Aim. Scan the listing below. Report each line that includes "шести".

§

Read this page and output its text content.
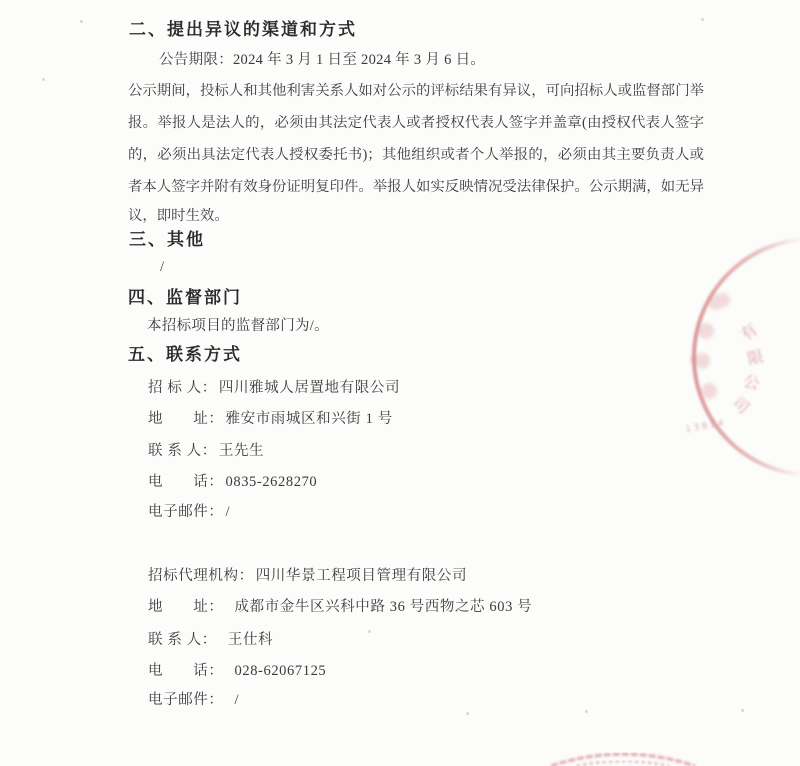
二、提出异议的渠道和方式
公告期限：2024 年 3 月 1 日至 2024 年 3 月 6 日。
公示期间，投标人和其他利害关系人如对公示的评标结果有异议，可向招标人或监督部门举
报。举报人是法人的，必须由其法定代表人或者授权代表人签字并盖章(由授权代表人签字
的，必须出具法定代表人授权委托书)；其他组织或者个人举报的，必须由其主要负责人或
者本人签字并附有效身份证明复印件。举报人如实反映情况受法律保护。公示期满，如无异
议，即时生效。
三、其他
/
四、监督部门
本招标项目的监督部门为/。
五、联系方式
招 标 人： 四川雅城人居置地有限公司
地　　址： 雅安市雨城区和兴街 1 号
联 系 人： 王先生
电　　话： 0835-2628270
电子邮件： /
招标代理机构： 四川华景工程项目管理有限公司
地　　址： 成都市金牛区兴科中路 36 号西物之芯 603 号
联 系 人： 王仕科
电　　话： 028-62067125
电子邮件： /
有
限
公
司
13814
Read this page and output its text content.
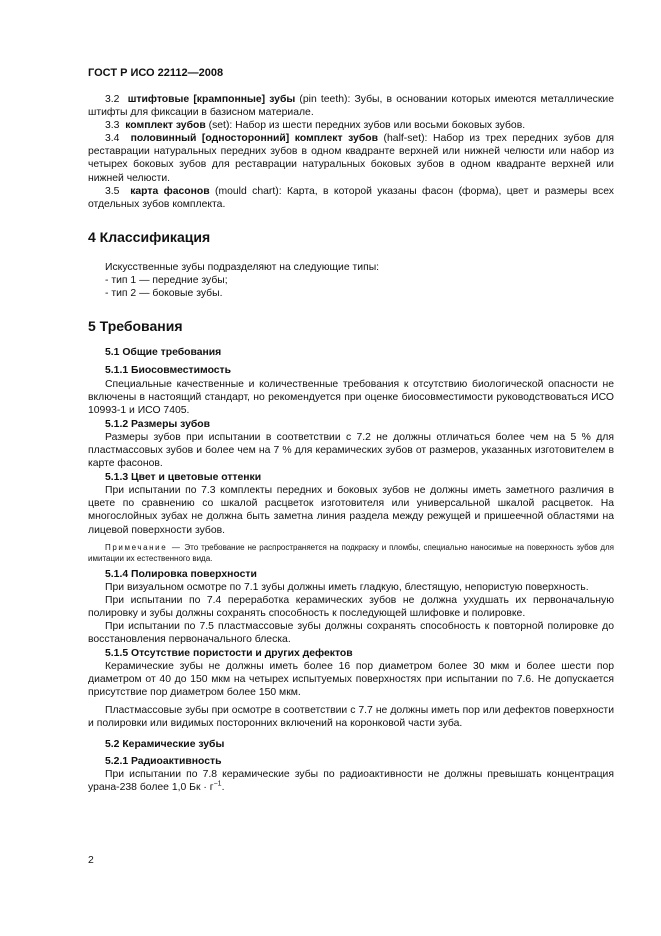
ГОСТ Р ИСО 22112—2008

3.2 штифтовые [крампонные] зубы (pin teeth): Зубы, в основании которых имеются металлические штифты для фиксации в базисном материале.

3.3 комплект зубов (set): Набор из шести передних зубов или восьми боковых зубов.

3.4 половинный [односторонний] комплект зубов (half-set): Набор из трех передних зубов для реставрации натуральных передних зубов в одном квадранте верхней или нижней челюсти или набор из четырех боковых зубов для реставрации натуральных боковых зубов в одном квадранте верхней или нижней челюсти.

3.5 карта фасонов (mould chart): Карта, в которой указаны фасон (форма), цвет и размеры всех отдельных зубов комплекта.

4 Классификация

Искусственные зубы подразделяют на следующие типы:

- тип 1 — передние зубы;
- тип 2 — боковые зубы.
5 Требования
5.1 Общие требования
5.1.1 Биосовместимость

Специальные качественные и количественные требования к отсутствию биологической опасности не включены в настоящий стандарт, но рекомендуется при оценке биосовместимости руководствоваться ИСО 10993-1 и ИСО 7405.

5.1.2 Размеры зубов

Размеры зубов при испытании в соответствии с 7.2 не должны отличаться более чем на 5 % для пластмассовых зубов и более чем на 7 % для керамических зубов от размеров, указанных изготовителем в карте фасонов.

5.1.3 Цвет и цветовые оттенки

При испытании по 7.3 комплекты передних и боковых зубов не должны иметь заметного различия в цвете по сравнению со шкалой расцветок изготовителя или универсальной шкалой расцветок. На многослойных зубах не должна быть заметна линия раздела между режущей и пришеечной областями на лицевой поверхности зубов.

Примечание — Это требование не распространяется на подкраску и пломбы, специально наносимые на поверхность зубов для имитации их естественного вида.

5.1.4 Полировка поверхности

При визуальном осмотре по 7.1 зубы должны иметь гладкую, блестящую, непористую поверхность.

При испытании по 7.4 переработка керамических зубов не должна ухудшать их первоначальную полировку и зубы должны сохранять способность к последующей шлифовке и полировке.

При испытании по 7.5 пластмассовые зубы должны сохранять способность к повторной полировке до восстановления первоначального блеска.

5.1.5 Отсутствие пористости и других дефектов

Керамические зубы не должны иметь более 16 пор диаметром более 30 мкм и более шести пор диаметром от 40 до 150 мкм на четырех испытуемых поверхностях при испытании по 7.6. Не допускается присутствие пор диаметром более 150 мкм.

Пластмассовые зубы при осмотре в соответствии с 7.7 не должны иметь пор или дефектов поверхности и полировки или видимых посторонних включений на коронковой части зуба.

5.2 Керамические зубы
5.2.1 Радиоактивность

При испытании по 7.8 керамические зубы по радиоактивности не должны превышать концентрация урана-238 более 1,0 Бк · $г^{-1}$.

2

§

Task output.
3.3 комплект зубов (set): Набор из шести передних зубов или восьми боковых зубов.
Керамические зубы не должны иметь более 16 пор диаметром более 30 мкм и более шести пор диаметром от 40 до 150 мкм на четырех испытуемых поверхностях при испытании по 7.6. Не допускается присутствие пор диаметром более 150 мкм.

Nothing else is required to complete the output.